_What you have to do:_
How many lines of the material below contain the word "tube"? Reply with the number alone.

_Stored rows:_
★ ★ ★ ★ ★ ★ ★

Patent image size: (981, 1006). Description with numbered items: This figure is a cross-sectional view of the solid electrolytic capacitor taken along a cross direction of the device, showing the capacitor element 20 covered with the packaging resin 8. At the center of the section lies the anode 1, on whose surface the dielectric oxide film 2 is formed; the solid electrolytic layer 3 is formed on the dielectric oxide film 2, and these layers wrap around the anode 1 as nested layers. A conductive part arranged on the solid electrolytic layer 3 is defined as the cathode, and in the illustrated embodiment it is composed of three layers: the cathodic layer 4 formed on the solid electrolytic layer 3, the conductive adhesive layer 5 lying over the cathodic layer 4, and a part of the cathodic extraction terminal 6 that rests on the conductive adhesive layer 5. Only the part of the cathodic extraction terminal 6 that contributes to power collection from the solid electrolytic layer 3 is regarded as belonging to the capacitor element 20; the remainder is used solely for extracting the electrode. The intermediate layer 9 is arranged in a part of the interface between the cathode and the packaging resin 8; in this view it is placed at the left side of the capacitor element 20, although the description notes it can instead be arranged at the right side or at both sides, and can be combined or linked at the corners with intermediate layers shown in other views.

★ ★ ★ ★ ★ ★ ★

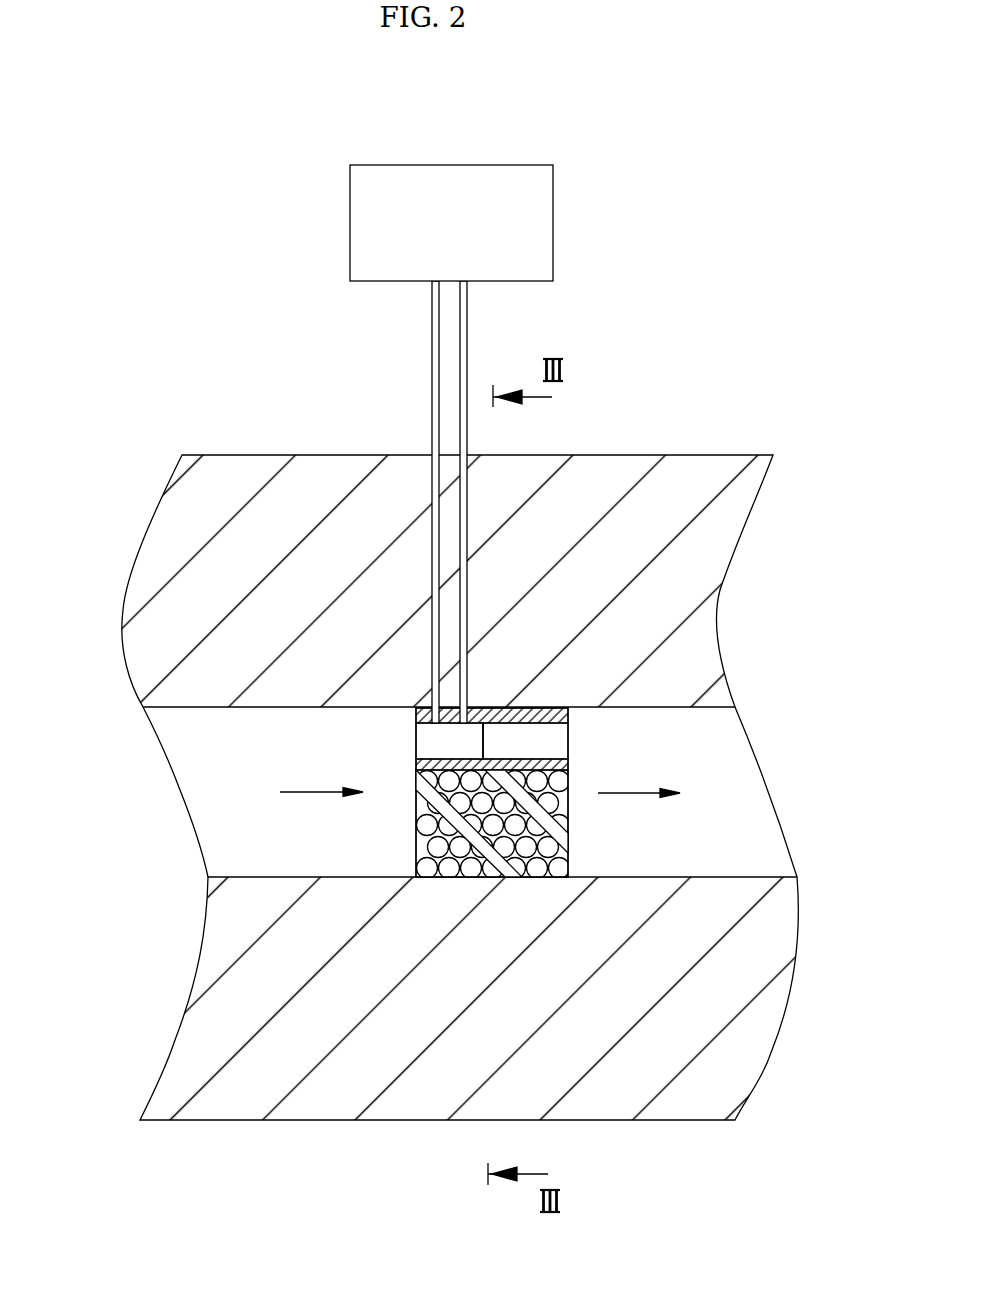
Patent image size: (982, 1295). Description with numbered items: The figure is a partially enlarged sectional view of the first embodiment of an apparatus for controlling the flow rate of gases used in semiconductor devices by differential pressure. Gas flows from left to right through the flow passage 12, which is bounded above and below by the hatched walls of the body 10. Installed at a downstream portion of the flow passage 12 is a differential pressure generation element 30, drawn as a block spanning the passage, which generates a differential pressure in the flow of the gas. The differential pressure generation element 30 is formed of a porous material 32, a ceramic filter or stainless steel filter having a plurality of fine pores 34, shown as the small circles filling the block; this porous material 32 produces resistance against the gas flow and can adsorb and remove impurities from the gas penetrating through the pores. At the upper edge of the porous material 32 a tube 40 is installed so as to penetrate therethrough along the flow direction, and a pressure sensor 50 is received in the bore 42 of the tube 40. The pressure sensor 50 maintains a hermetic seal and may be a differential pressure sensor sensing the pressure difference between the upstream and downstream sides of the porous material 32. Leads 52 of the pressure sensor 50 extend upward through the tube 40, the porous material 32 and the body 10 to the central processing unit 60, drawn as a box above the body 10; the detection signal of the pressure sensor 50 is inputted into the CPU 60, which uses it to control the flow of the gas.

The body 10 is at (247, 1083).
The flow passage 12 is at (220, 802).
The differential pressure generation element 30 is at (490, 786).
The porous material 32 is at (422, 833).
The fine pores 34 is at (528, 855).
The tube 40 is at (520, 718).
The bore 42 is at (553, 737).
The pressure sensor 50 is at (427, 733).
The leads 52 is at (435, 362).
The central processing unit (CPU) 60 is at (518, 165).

★ ★ ★ ★ ★ ★ ★

_Answer to the problem:_
2